-- start Text extract --

I prefer the "u" in honour as it seems to be missing these days.
Interesting addendum to that question - Is Google infringing upon copyrighted information by caching EVERY page they run across? That seems like pulling massive amounts of copyrighted Java code or design code or images or etc. into their server for 'personal' use...? Does this break any laws?
My little site.
The word, "cheap", is used 4 times in the C/Net article that describes Google's "secret of success" -- "buying relatively cheap machines", "cheap commodity PCs", "(Power) becomes a factor in running cheaper operations", "not just buying cheaper components".
They say being frugal is a virtue, which Google has, evidently. What is the lesson here? Holding down the cost and being innovative never fail. I guess.

-- end Text extract --
-- start Data shown --

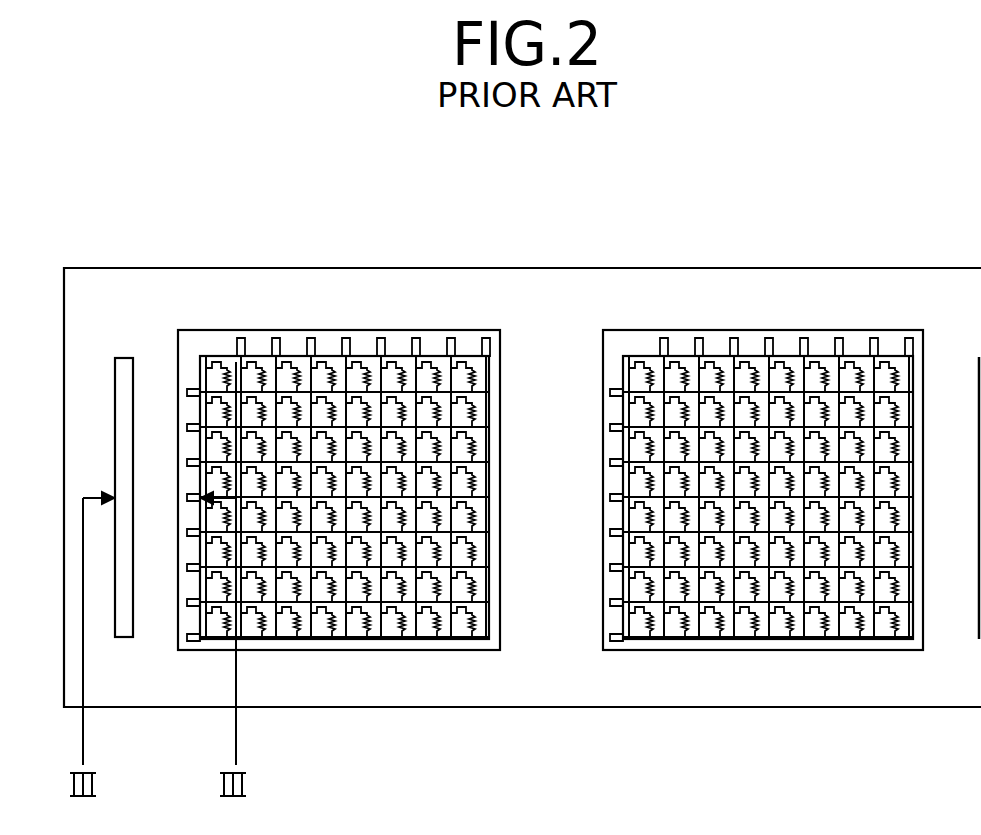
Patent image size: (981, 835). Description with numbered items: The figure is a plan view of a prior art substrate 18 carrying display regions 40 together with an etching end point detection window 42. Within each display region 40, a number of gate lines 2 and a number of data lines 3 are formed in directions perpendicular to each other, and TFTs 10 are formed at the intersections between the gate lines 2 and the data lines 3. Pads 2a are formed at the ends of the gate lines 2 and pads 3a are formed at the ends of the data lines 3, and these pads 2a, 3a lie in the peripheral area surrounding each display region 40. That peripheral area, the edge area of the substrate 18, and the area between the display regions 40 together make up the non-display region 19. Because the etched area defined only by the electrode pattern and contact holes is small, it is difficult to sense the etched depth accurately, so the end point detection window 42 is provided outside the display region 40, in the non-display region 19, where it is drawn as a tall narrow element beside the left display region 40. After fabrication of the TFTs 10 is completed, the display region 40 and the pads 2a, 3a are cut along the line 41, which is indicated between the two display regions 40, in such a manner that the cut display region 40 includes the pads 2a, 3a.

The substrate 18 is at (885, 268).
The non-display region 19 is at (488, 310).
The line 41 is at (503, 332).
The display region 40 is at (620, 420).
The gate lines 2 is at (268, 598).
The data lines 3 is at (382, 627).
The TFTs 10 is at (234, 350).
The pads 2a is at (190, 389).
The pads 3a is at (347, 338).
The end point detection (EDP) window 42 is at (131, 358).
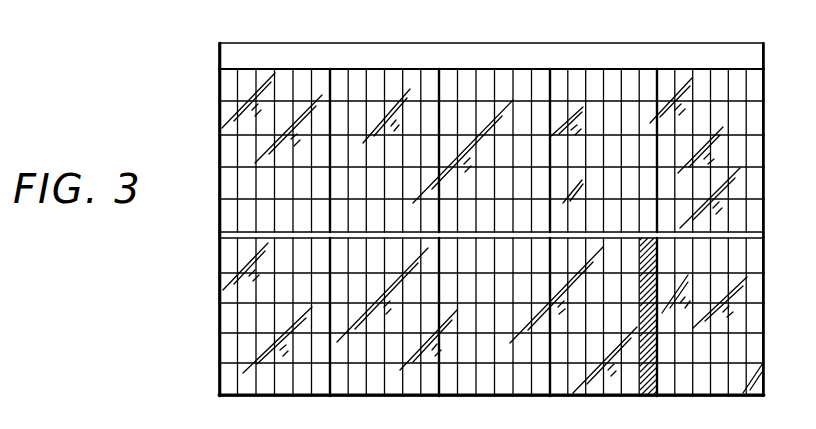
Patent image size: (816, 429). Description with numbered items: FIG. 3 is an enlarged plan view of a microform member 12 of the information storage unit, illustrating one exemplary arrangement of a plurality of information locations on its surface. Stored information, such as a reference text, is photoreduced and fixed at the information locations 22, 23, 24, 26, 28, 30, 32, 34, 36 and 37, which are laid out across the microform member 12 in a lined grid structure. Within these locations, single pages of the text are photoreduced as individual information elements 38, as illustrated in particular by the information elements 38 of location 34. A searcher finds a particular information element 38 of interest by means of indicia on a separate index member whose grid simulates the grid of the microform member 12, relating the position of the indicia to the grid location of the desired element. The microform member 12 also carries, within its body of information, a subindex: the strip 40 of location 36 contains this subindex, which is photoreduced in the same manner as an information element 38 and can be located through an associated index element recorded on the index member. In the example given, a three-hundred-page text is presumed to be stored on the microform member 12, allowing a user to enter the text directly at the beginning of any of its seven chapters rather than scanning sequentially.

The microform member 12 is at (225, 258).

-- end Data shown --

Exercise aim:
Answer these questions about the forum text.
1. Which letter does the writer prefer in "honour"?
2. How many times is the word "cheap" used in the C/Net article?
3. Which two things does the last paragraph say never fail?

Result:
1. The "u".
2. 4 times.
3. Holding down the cost and being innovative.